### To do
Look through the lines below and extract any with the word "JSON".

### Material for this exercise

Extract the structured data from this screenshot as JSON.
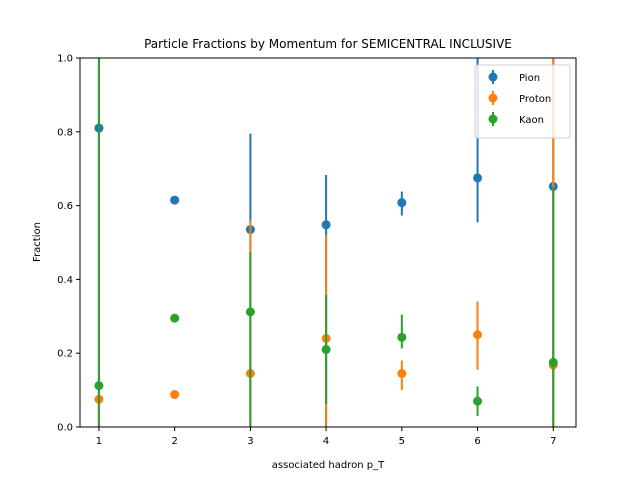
{
  "chart_data": {
    "type": "scatter",
    "title": "Particle Fractions by Momentum for SEMICENTRAL INCLUSIVE",
    "xlabel": "associated hadron p_T",
    "ylabel": "Fraction",
    "xlim": [
      0.75,
      7.3
    ],
    "ylim": [
      0,
      1.0
    ],
    "xticks": [
      "1",
      "2",
      "3",
      "4",
      "5",
      "6",
      "7"
    ],
    "yticks": [
      "0.0",
      "0.2",
      "0.4",
      "0.6",
      "0.8",
      "1.0"
    ],
    "grid": false,
    "legend_position": "top-right",
    "x": [
      1,
      2,
      3,
      4,
      5,
      6,
      7
    ],
    "series": [
      {
        "name": "Pion",
        "color": "#1f77b4",
        "values": [
          0.81,
          0.615,
          0.535,
          0.548,
          0.608,
          0.675,
          0.652
        ],
        "err_low": [
          0.81,
          0.01,
          0.535,
          0.548,
          0.035,
          0.12,
          0.652
        ],
        "err_high": [
          0.19,
          0.01,
          0.26,
          0.135,
          0.03,
          0.325,
          0.348
        ]
      },
      {
        "name": "Proton",
        "color": "#ff7f0e",
        "values": [
          0.075,
          0.088,
          0.145,
          0.24,
          0.145,
          0.25,
          0.168
        ],
        "err_low": [
          0.075,
          0.004,
          0.145,
          0.24,
          0.045,
          0.095,
          0.168
        ],
        "err_high": [
          0.01,
          0.004,
          0.415,
          0.28,
          0.035,
          0.09,
          0.832
        ]
      },
      {
        "name": "Kaon",
        "color": "#2ca02c",
        "values": [
          0.112,
          0.295,
          0.312,
          0.21,
          0.243,
          0.07,
          0.175
        ],
        "err_low": [
          0.112,
          0.005,
          0.312,
          0.148,
          0.03,
          0.04,
          0.175
        ],
        "err_high": [
          0.888,
          0.005,
          0.163,
          0.148,
          0.062,
          0.04,
          0.475
        ]
      }
    ]
  }
}
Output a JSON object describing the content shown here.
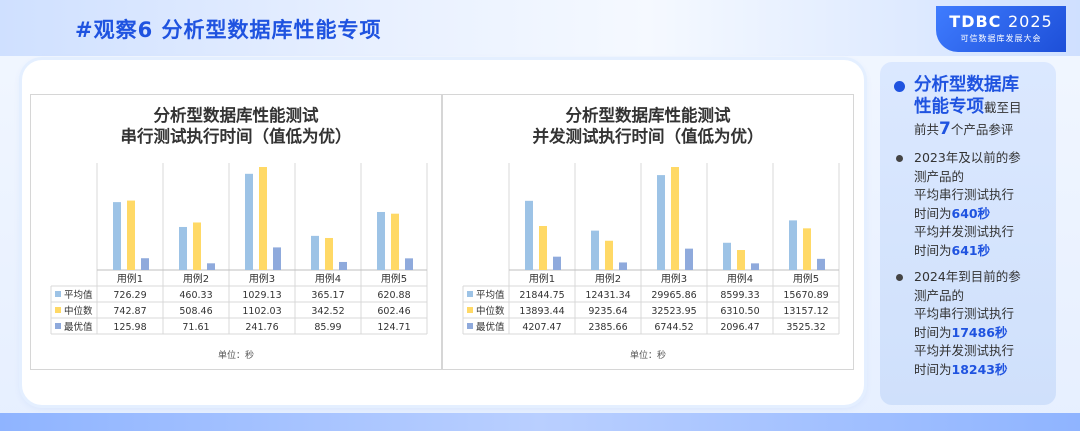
{
  "header": {
    "title": "#观察6  分析型数据库性能专项"
  },
  "brand": {
    "name": "TDBC",
    "year": "2025",
    "subtitle": "可信数据库发展大会"
  },
  "colors": {
    "avg": "#9dc3e6",
    "median": "#ffd966",
    "best": "#8faadc",
    "accent": "#1f53e0"
  },
  "chart_data": [
    {
      "type": "bar",
      "title": [
        "分析型数据库性能测试",
        "串行测试执行时间（值低为优）"
      ],
      "categories": [
        "用例1",
        "用例2",
        "用例3",
        "用例4",
        "用例5"
      ],
      "series": [
        {
          "name": "平均值",
          "values": [
            "726.29",
            "460.33",
            "1029.13",
            "365.17",
            "620.88"
          ]
        },
        {
          "name": "中位数",
          "values": [
            "742.87",
            "508.46",
            "1102.03",
            "342.52",
            "602.46"
          ]
        },
        {
          "name": "最优值",
          "values": [
            "125.98",
            "71.61",
            "241.76",
            "85.99",
            "124.71"
          ]
        }
      ],
      "unit": "单位：秒",
      "ylim": [
        0,
        1102.03
      ],
      "legend": "table-bottom",
      "grid": "vertical"
    },
    {
      "type": "bar",
      "title": [
        "分析型数据库性能测试",
        "并发测试执行时间（值低为优）"
      ],
      "categories": [
        "用例1",
        "用例2",
        "用例3",
        "用例4",
        "用例5"
      ],
      "series": [
        {
          "name": "平均值",
          "values": [
            "21844.75",
            "12431.34",
            "29965.86",
            "8599.33",
            "15670.89"
          ]
        },
        {
          "name": "中位数",
          "values": [
            "13893.44",
            "9235.64",
            "32523.95",
            "6310.50",
            "13157.12"
          ]
        },
        {
          "name": "最优值",
          "values": [
            "4207.47",
            "2385.66",
            "6744.52",
            "2096.47",
            "3525.32"
          ]
        }
      ],
      "unit": "单位：秒",
      "ylim": [
        0,
        32523.95
      ],
      "legend": "table-bottom",
      "grid": "vertical"
    }
  ],
  "sidebar": {
    "headline1": "分析型数据库",
    "headline2": "性能专项",
    "head_tail": "截至目",
    "line2_pre": "前共",
    "product_count": "7",
    "line2_post": "个产品参评",
    "item1": {
      "l1": "2023年及以前的参",
      "l2": "测产品的",
      "l3": "平均串行测试执行",
      "l4_pre": "时间为",
      "serial": "640秒",
      "l5": "平均并发测试执行",
      "l6_pre": "时间为",
      "concurrent": "641秒"
    },
    "item2": {
      "l1": "2024年到目前的参",
      "l2": "测产品的",
      "l3": "平均串行测试执行",
      "l4_pre": "时间为",
      "serial": "17486秒",
      "l5": "平均并发测试执行",
      "l6_pre": "时间为",
      "concurrent": "18243秒"
    }
  }
}
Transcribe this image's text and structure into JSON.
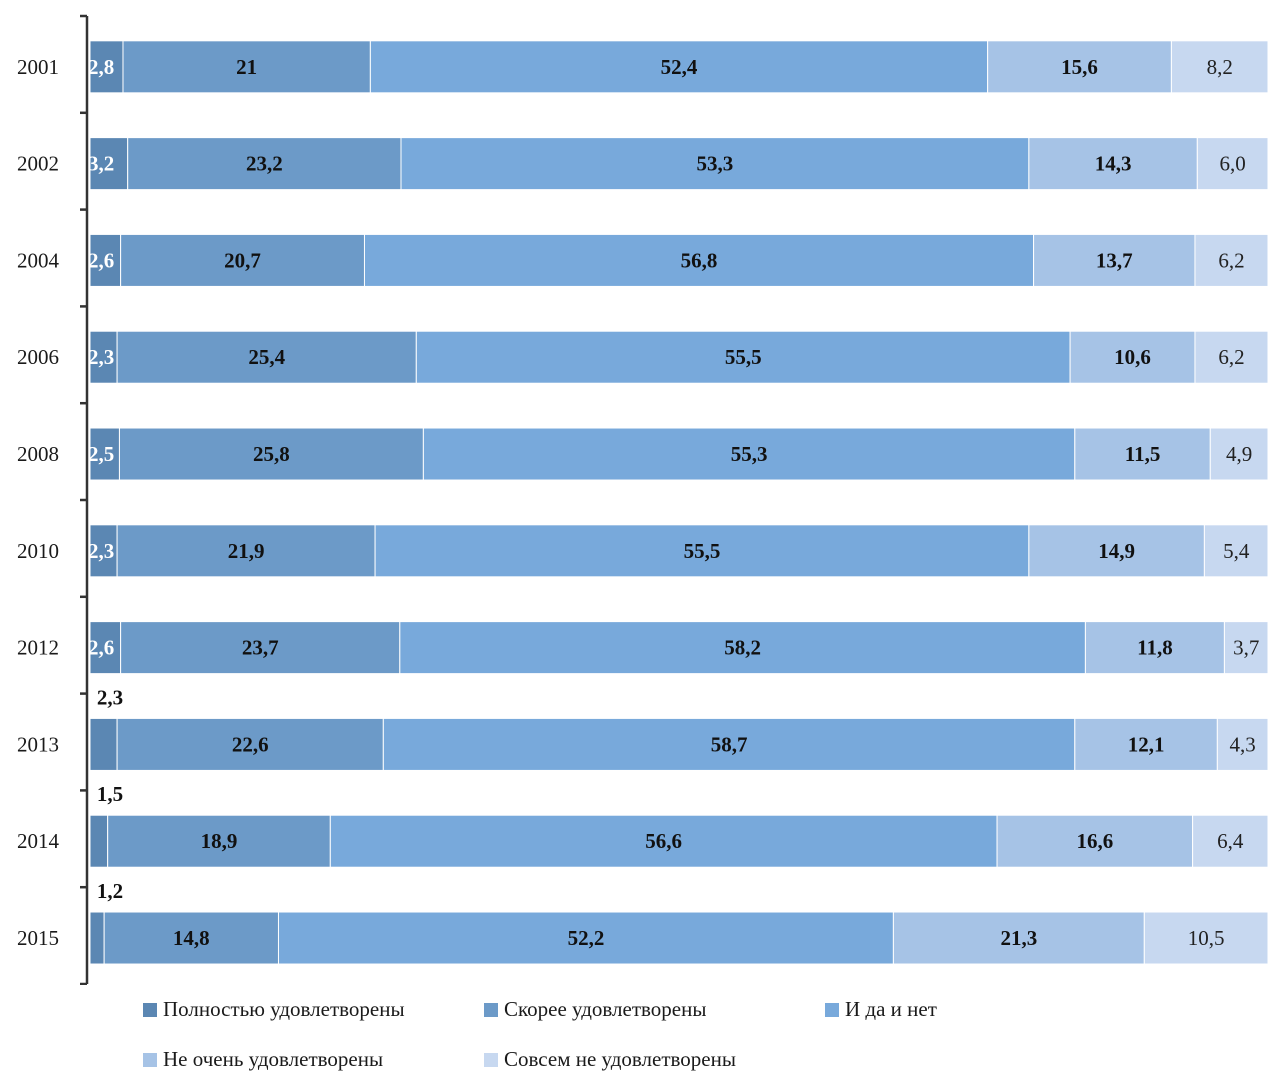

### Exercise output
Extract the structured data from this screenshot as JSON.
Output a JSON object describing the content shown here.
Transcribe this image's text and structure into JSON.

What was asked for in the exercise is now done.